▸ Provided information:
-- START --

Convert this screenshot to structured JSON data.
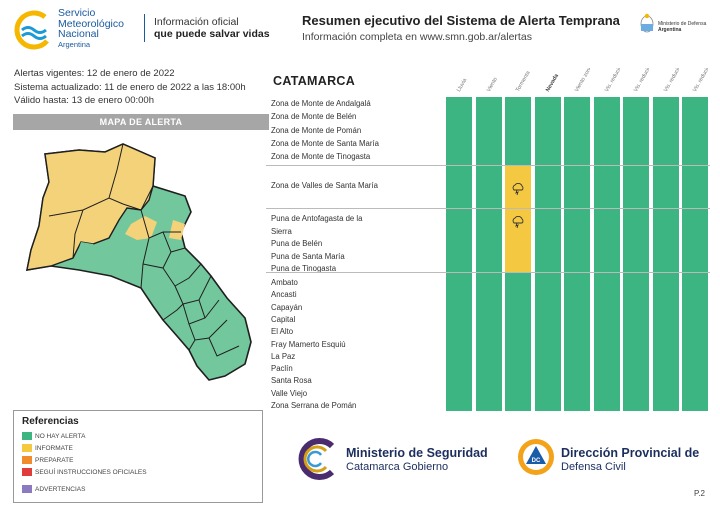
{
  "header": {
    "org_line1": "Servicio",
    "org_line2": "Meteorológico",
    "org_line3": "Nacional",
    "org_line4": "Argentina",
    "tagline1": "Información oficial",
    "tagline2": "que puede salvar vidas",
    "title": "Resumen ejecutivo del Sistema de Alerta Temprana",
    "subtitle": "Información completa en www.smn.gob.ar/alertas",
    "ministry_line1": "Ministerio de Defensa",
    "ministry_line2": "Argentina"
  },
  "info": {
    "vigentes": "Alertas vigentes: 12 de enero de 2022",
    "actualizado": "Sistema actualizado: 11 de enero de 2022 a las 18:00h",
    "valido": "Válido hasta: 13 de enero 00:00h"
  },
  "map": {
    "header": "MAPA DE ALERTA"
  },
  "references": {
    "title": "Referencias",
    "items": [
      {
        "label": "NO HAY ALERTA",
        "color": "#3db582"
      },
      {
        "label": "INFORMATE",
        "color": "#f5c842"
      },
      {
        "label": "PREPARATE",
        "color": "#f08c2e"
      },
      {
        "label": "SEGUÍ INSTRUCCIONES OFICIALES",
        "color": "#e03c3c"
      },
      {
        "label": "ADVERTENCIAS",
        "color": "#8c7ac0"
      }
    ]
  },
  "table": {
    "province": "CATAMARCA",
    "columns": [
      {
        "label": "Lluvia",
        "bold": false
      },
      {
        "label": "Viento",
        "bold": false
      },
      {
        "label": "Tormenta",
        "bold": false
      },
      {
        "label": "Nevada",
        "bold": true
      },
      {
        "label": "Viento zonda",
        "bold": false
      },
      {
        "label": "Vis. reducida por polvo en suspensión",
        "bold": false
      },
      {
        "label": "Vis. reducida por ceniza volcánica",
        "bold": false
      },
      {
        "label": "Vis. reducida por humo",
        "bold": false
      },
      {
        "label": "Vis. reducida por niebla",
        "bold": false
      }
    ],
    "groups": [
      {
        "zones": [
          "Zona de Monte de Andalgalá",
          "Zona de Monte de Belén",
          "Zona de Monte de Pomán",
          "Zona de Monte de Santa María",
          "Zona de Monte de Tinogasta"
        ],
        "storm_warning": false
      },
      {
        "zones": [
          "Zona de Valles de Santa María"
        ],
        "storm_warning": true
      },
      {
        "zones": [
          "Puna de Antofagasta de la",
          "Sierra",
          "Puna de Belén",
          "Puna de Santa María",
          "Puna de Tinogasta"
        ],
        "storm_warning": true
      },
      {
        "zones": [
          "Ambato",
          "Ancasti",
          "Capayán",
          "Capital",
          "El Alto",
          "Fray Mamerto Esquiú",
          "La Paz",
          "Paclín",
          "Santa Rosa",
          "Valle Viejo",
          "Zona Serrana de Pomán"
        ],
        "storm_warning": false
      }
    ]
  },
  "footer": {
    "ministry_title": "Ministerio de Seguridad",
    "ministry_sub": "Catamarca Gobierno",
    "dc_title": "Dirección Provincial de",
    "dc_sub": "Defensa Civil",
    "dc_badge": "DC",
    "page": "P.2"
  }
}
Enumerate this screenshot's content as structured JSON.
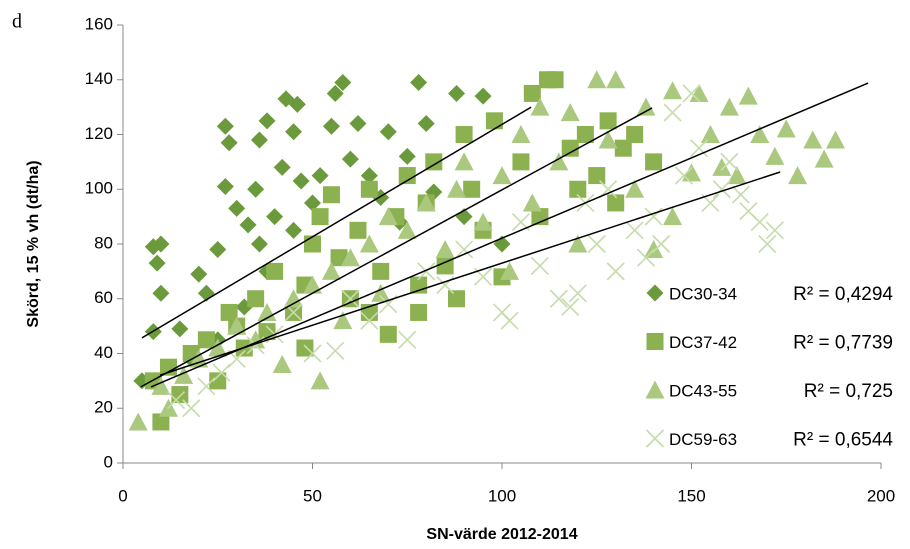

-- END --

▸ Task description: Using the material above, copy every line in which the string "Defensa" occurs.

▸ Solution to this problem:
    "ministry_line1": "Ministerio de Defensa",
    "dc_sub": "Defensa Civil",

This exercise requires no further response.